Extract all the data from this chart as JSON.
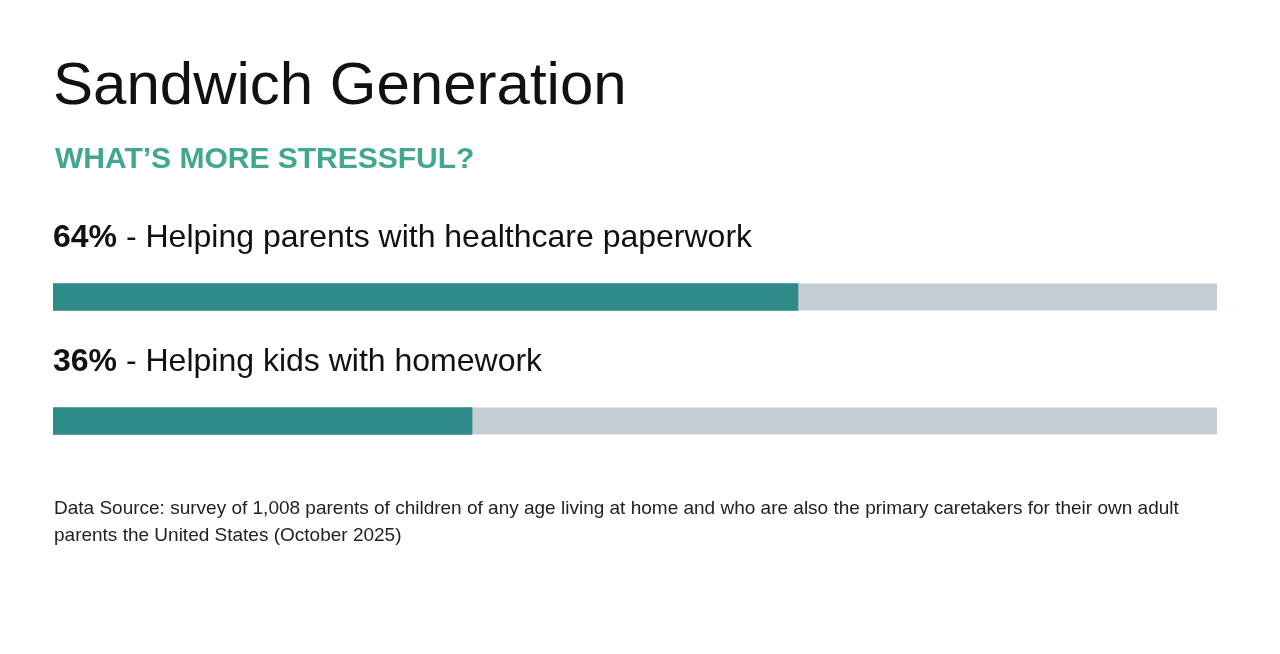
{
  "chart_data": {
    "type": "bar",
    "orientation": "horizontal",
    "title": "Sandwich Generation",
    "subtitle": "WHAT’S MORE STRESSFUL?",
    "categories": [
      "- Helping parents with healthcare paperwork",
      "- Helping kids with homework"
    ],
    "values": [
      64,
      36
    ],
    "value_labels": [
      "64%",
      "36%"
    ],
    "color": "#2f8a8a",
    "xlim": [
      0,
      100
    ],
    "tick_labels": false,
    "legend": false,
    "annotations": [
      "Data Source: survey of 1,008 parents of children of any age living at home and who are also the primary caretakers for their own adult parents the United States (October 2025)"
    ]
  }
}
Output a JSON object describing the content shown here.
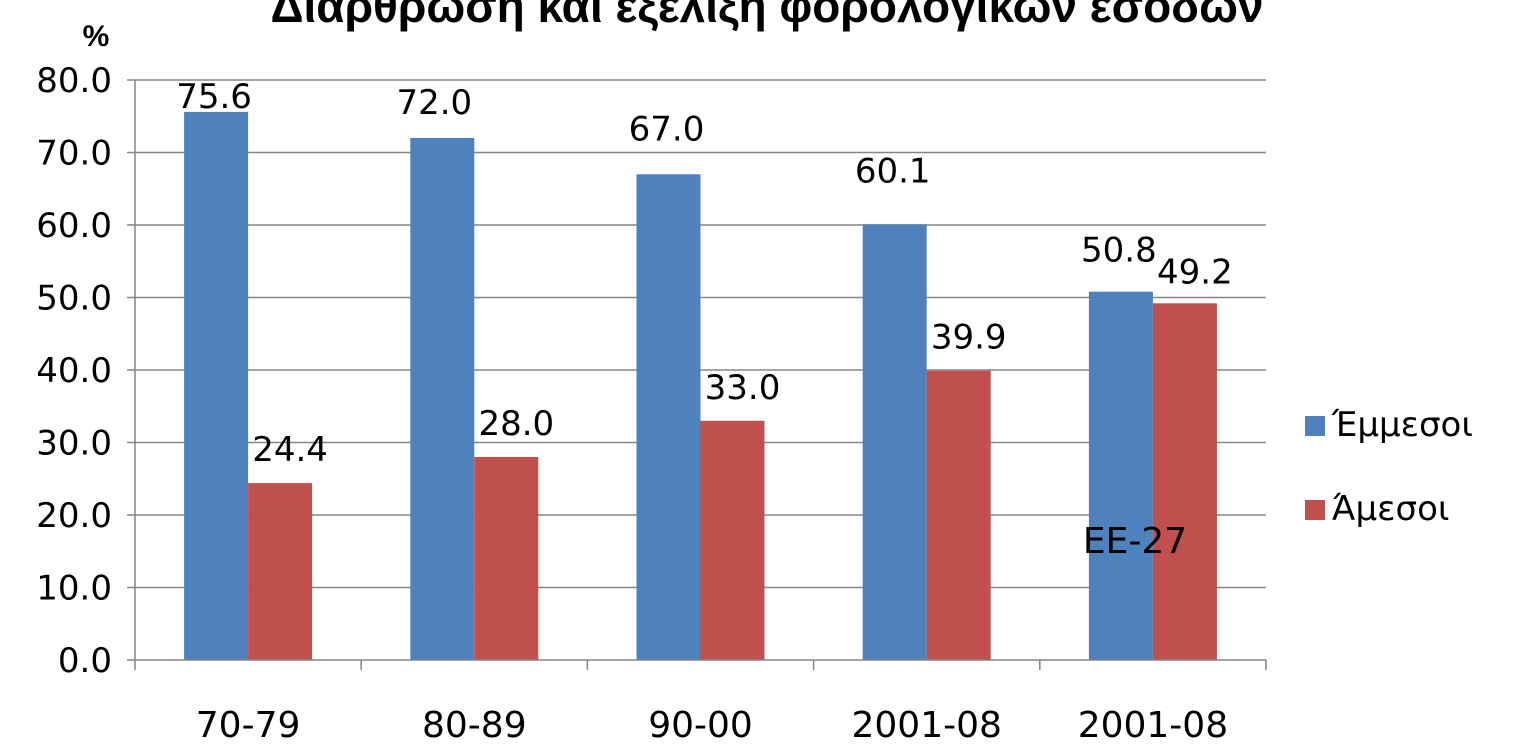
{
  "chart_data": {
    "type": "bar",
    "title": "Διαρθρωση και εξελιξη φορολογικων εσοδων",
    "ylabel": "%",
    "xlabel": "",
    "categories": [
      "70-79",
      "80-89",
      "90-00",
      "2001-08",
      "2001-08"
    ],
    "series": [
      {
        "name": "Έμμεσοι",
        "color": "#4F81BD",
        "values": [
          75.6,
          72.0,
          67.0,
          60.1,
          50.8
        ]
      },
      {
        "name": "Άμεσοι",
        "color": "#C0504D",
        "values": [
          24.4,
          28.0,
          33.0,
          39.9,
          49.2
        ]
      }
    ],
    "ylim": [
      0,
      80
    ],
    "yticks": [
      "0.0",
      "10.0",
      "20.0",
      "30.0",
      "40.0",
      "50.0",
      "60.0",
      "70.0",
      "80.0"
    ],
    "data_labels": [
      [
        "75.6",
        "72.0",
        "67.0",
        "60.1",
        "50.8"
      ],
      [
        "24.4",
        "28.0",
        "33.0",
        "39.9",
        "49.2"
      ]
    ],
    "grid": true,
    "legend_position": "right",
    "annotation": "EE-27"
  }
}
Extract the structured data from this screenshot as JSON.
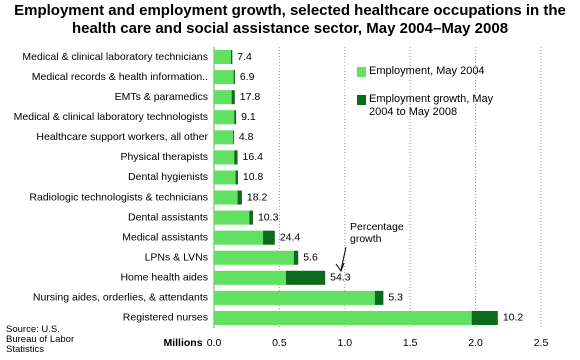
{
  "chart_data": {
    "type": "stacked_bar_horizontal",
    "title": "Employment and employment growth, selected healthcare occupations in the health care and social assistance sector, May 2004–May 2008",
    "categories": [
      "Medical & clinical laboratory technicians",
      "Medical records & health information..",
      "EMTs & paramedics",
      "Medical & clinical laboratory technologists",
      "Healthcare support workers, all other",
      "Physical therapists",
      "Dental hygienists",
      "Radiologic technologists & technicians",
      "Dental assistants",
      "Medical assistants",
      "LPNs & LVNs",
      "Home health aides",
      "Nursing aides, orderlies, & attendants",
      "Registered nurses"
    ],
    "series": [
      {
        "name": "Employment, May 2004",
        "color": "#62e062",
        "values": [
          0.13,
          0.15,
          0.135,
          0.155,
          0.145,
          0.155,
          0.165,
          0.18,
          0.27,
          0.375,
          0.61,
          0.55,
          1.23,
          1.97
        ]
      },
      {
        "name": "Employment growth, May 2004 to May 2008",
        "color": "#0b6b1b",
        "values": [
          0.01,
          0.01,
          0.024,
          0.014,
          0.007,
          0.025,
          0.018,
          0.033,
          0.028,
          0.09,
          0.034,
          0.3,
          0.065,
          0.2
        ]
      }
    ],
    "growth_percent": [
      7.4,
      6.9,
      17.8,
      9.1,
      4.8,
      16.4,
      10.8,
      18.2,
      10.3,
      24.4,
      5.6,
      54.3,
      5.3,
      10.2
    ],
    "annotation": "Percentage growth",
    "xlabel": "Millions",
    "source": "Source: U.S. Bureau of Labor Statistics",
    "xlim": [
      0,
      2.5
    ],
    "xticks": [
      {
        "value": 0,
        "label": "0.0"
      },
      0.5,
      {
        "value": 1,
        "label": "1.0"
      },
      1.5,
      {
        "value": 2,
        "label": "2.0"
      },
      2.5
    ],
    "grid": true
  }
}
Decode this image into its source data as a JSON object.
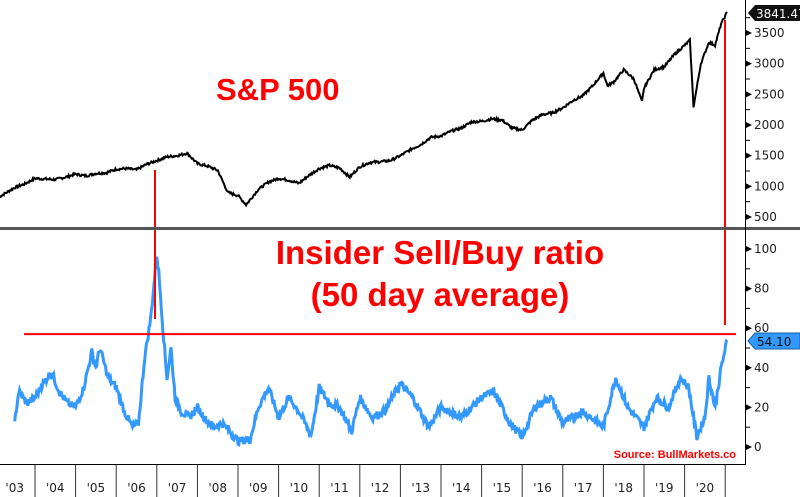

::::

**What is needed:** Transcribe every entry word for word, but omit the pictures.

**Written answer:**
Extract all the data from this chart as JSON.
{
  "chart_data": {
    "type": "bar",
    "orientation": "horizontal",
    "title": "Sandwich Generation",
    "subtitle": "WHAT’S MORE STRESSFUL?",
    "categories": [
      "- Helping parents with healthcare paperwork",
      "- Helping kids with homework"
    ],
    "values": [
      64,
      36
    ],
    "value_labels": [
      "64%",
      "36%"
    ],
    "color": "#2f8a8a",
    "xlim": [
      0,
      100
    ],
    "tick_labels": false,
    "legend": false,
    "annotations": [
      "Data Source: survey of 1,008 parents of children of any age living at home and who are also the primary caretakers for their own adult parents the United States (October 2025)"
    ]
  }
}
Output a JSON object describing the content shown here.
{
  "chart_data": {
    "type": "bar",
    "title": "Διαρθρωση και εξελιξη φορολογικων εσοδων",
    "ylabel": "%",
    "xlabel": "",
    "categories": [
      "70-79",
      "80-89",
      "90-00",
      "2001-08",
      "2001-08"
    ],
    "series": [
      {
        "name": "Έμμεσοι",
        "color": "#4F81BD",
        "values": [
          75.6,
          72.0,
          67.0,
          60.1,
          50.8
        ]
      },
      {
        "name": "Άμεσοι",
        "color": "#C0504D",
        "values": [
          24.4,
          28.0,
          33.0,
          39.9,
          49.2
        ]
      }
    ],
    "ylim": [
      0,
      80
    ],
    "yticks": [
      "0.0",
      "10.0",
      "20.0",
      "30.0",
      "40.0",
      "50.0",
      "60.0",
      "70.0",
      "80.0"
    ],
    "data_labels": [
      [
        "75.6",
        "72.0",
        "67.0",
        "60.1",
        "50.8"
      ],
      [
        "24.4",
        "28.0",
        "33.0",
        "39.9",
        "49.2"
      ]
    ],
    "grid": true,
    "legend_position": "right",
    "annotation": "EE-27"
  }
}
Extract the structured data from this screenshot as JSON.
{
  "chart_data": {
    "type": "stacked_bar_horizontal",
    "title": "Employment and employment growth, selected healthcare occupations in the health care and social assistance sector, May 2004–May 2008",
    "categories": [
      "Medical & clinical laboratory technicians",
      "Medical records & health information..",
      "EMTs & paramedics",
      "Medical & clinical laboratory technologists",
      "Healthcare support workers, all other",
      "Physical therapists",
      "Dental hygienists",
      "Radiologic technologists & technicians",
      "Dental assistants",
      "Medical assistants",
      "LPNs & LVNs",
      "Home health aides",
      "Nursing aides, orderlies, & attendants",
      "Registered nurses"
    ],
    "series": [
      {
        "name": "Employment, May 2004",
        "color": "#62e062",
        "values": [
          0.13,
          0.15,
          0.135,
          0.155,
          0.145,
          0.155,
          0.165,
          0.18,
          0.27,
          0.375,
          0.61,
          0.55,
          1.23,
          1.97
        ]
      },
      {
        "name": "Employment growth, May 2004 to May 2008",
        "color": "#0b6b1b",
        "values": [
          0.01,
          0.01,
          0.024,
          0.014,
          0.007,
          0.025,
          0.018,
          0.033,
          0.028,
          0.09,
          0.034,
          0.3,
          0.065,
          0.2
        ]
      }
    ],
    "growth_percent": [
      7.4,
      6.9,
      17.8,
      9.1,
      4.8,
      16.4,
      10.8,
      18.2,
      10.3,
      24.4,
      5.6,
      54.3,
      5.3,
      10.2
    ],
    "annotation": "Percentage growth",
    "xlabel": "Millions",
    "source": "Source: U.S. Bureau of Labor Statistics",
    "xlim": [
      0,
      2.5
    ],
    "xticks": [
      {
        "value": 0,
        "label": "0.0"
      },
      0.5,
      {
        "value": 1,
        "label": "1.0"
      },
      1.5,
      {
        "value": 2,
        "label": "2.0"
      },
      2.5
    ],
    "grid": true
  }
}
Decode this image into its source data as a JSON object.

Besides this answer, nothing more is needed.